Dataset entries
========================================================================
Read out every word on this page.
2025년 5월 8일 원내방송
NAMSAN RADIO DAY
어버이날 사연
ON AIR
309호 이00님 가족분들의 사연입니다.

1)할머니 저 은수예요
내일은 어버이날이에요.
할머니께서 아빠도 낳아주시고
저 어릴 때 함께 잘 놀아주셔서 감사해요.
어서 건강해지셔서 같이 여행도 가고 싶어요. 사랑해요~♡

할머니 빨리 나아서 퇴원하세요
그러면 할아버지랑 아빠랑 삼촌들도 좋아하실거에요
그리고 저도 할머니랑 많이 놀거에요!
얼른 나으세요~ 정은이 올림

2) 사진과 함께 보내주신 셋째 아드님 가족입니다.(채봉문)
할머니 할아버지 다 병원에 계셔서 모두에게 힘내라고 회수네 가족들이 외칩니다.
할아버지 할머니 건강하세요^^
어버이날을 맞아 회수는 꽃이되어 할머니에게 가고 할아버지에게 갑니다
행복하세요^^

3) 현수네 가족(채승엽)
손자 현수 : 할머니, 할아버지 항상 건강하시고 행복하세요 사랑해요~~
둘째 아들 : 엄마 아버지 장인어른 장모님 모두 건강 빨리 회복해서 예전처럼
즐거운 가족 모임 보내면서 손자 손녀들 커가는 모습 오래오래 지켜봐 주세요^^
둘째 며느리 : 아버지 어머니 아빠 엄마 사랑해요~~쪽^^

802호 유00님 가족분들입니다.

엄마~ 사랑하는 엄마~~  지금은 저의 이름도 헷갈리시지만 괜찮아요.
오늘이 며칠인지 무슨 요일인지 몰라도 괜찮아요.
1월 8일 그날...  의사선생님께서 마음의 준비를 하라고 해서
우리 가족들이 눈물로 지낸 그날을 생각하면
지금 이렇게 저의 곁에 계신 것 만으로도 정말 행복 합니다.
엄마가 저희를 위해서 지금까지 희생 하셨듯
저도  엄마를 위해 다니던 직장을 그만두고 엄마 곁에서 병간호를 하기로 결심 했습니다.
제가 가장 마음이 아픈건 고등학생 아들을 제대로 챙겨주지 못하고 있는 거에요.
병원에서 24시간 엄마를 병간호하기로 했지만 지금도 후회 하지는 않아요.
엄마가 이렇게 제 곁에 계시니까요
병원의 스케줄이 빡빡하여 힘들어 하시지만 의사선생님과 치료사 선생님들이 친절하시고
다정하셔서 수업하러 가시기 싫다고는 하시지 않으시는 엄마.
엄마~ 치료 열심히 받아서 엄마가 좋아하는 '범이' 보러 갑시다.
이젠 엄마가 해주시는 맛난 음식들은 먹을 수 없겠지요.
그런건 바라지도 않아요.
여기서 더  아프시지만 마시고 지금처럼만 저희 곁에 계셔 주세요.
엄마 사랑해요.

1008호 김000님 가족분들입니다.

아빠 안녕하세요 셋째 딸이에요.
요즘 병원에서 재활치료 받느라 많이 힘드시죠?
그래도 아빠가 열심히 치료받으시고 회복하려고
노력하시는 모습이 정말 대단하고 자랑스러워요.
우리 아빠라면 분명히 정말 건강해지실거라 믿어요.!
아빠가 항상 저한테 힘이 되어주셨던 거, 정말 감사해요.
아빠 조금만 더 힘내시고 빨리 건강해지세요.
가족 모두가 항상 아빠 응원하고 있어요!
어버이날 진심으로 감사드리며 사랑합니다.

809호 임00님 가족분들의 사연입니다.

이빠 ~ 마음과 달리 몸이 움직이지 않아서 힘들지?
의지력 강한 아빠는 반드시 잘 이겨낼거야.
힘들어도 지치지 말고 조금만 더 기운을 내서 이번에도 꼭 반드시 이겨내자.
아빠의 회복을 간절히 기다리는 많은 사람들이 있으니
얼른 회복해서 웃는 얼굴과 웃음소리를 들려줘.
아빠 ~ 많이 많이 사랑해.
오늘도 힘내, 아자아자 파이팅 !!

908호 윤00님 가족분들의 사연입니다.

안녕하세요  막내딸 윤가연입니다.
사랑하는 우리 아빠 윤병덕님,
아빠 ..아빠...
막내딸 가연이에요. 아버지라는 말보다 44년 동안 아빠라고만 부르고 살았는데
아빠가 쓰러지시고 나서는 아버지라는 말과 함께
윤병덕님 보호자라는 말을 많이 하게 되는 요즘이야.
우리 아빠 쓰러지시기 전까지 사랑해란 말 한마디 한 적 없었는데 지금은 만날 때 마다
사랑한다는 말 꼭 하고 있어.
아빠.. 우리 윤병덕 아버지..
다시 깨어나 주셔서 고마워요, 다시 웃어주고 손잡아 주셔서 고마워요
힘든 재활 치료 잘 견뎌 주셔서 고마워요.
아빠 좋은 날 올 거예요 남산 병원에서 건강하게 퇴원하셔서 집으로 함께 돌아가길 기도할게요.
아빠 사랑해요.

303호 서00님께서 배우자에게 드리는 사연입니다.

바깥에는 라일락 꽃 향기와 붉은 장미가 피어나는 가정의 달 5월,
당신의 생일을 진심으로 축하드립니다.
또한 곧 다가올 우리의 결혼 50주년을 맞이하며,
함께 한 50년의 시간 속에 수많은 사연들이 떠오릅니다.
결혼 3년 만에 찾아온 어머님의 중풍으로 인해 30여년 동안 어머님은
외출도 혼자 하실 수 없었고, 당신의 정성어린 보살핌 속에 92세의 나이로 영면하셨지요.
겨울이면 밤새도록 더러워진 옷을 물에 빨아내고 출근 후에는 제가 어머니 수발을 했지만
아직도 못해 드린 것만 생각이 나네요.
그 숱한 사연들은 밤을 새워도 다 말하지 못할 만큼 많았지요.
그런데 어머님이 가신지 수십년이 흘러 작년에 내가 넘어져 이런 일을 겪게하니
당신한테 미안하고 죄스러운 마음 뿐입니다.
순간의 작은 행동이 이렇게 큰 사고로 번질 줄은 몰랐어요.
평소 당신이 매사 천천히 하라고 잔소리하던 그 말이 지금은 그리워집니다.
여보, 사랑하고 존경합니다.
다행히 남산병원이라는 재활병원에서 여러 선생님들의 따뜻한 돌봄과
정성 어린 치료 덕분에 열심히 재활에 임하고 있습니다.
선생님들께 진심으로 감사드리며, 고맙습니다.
========================================================================
▸ Exercise: Collect the lines of the records that include the string "행복하세요".

▸ Task result:
행복하세요^^
손자 현수 : 할머니, 할아버지 항상 건강하시고 행복하세요 사랑해요~~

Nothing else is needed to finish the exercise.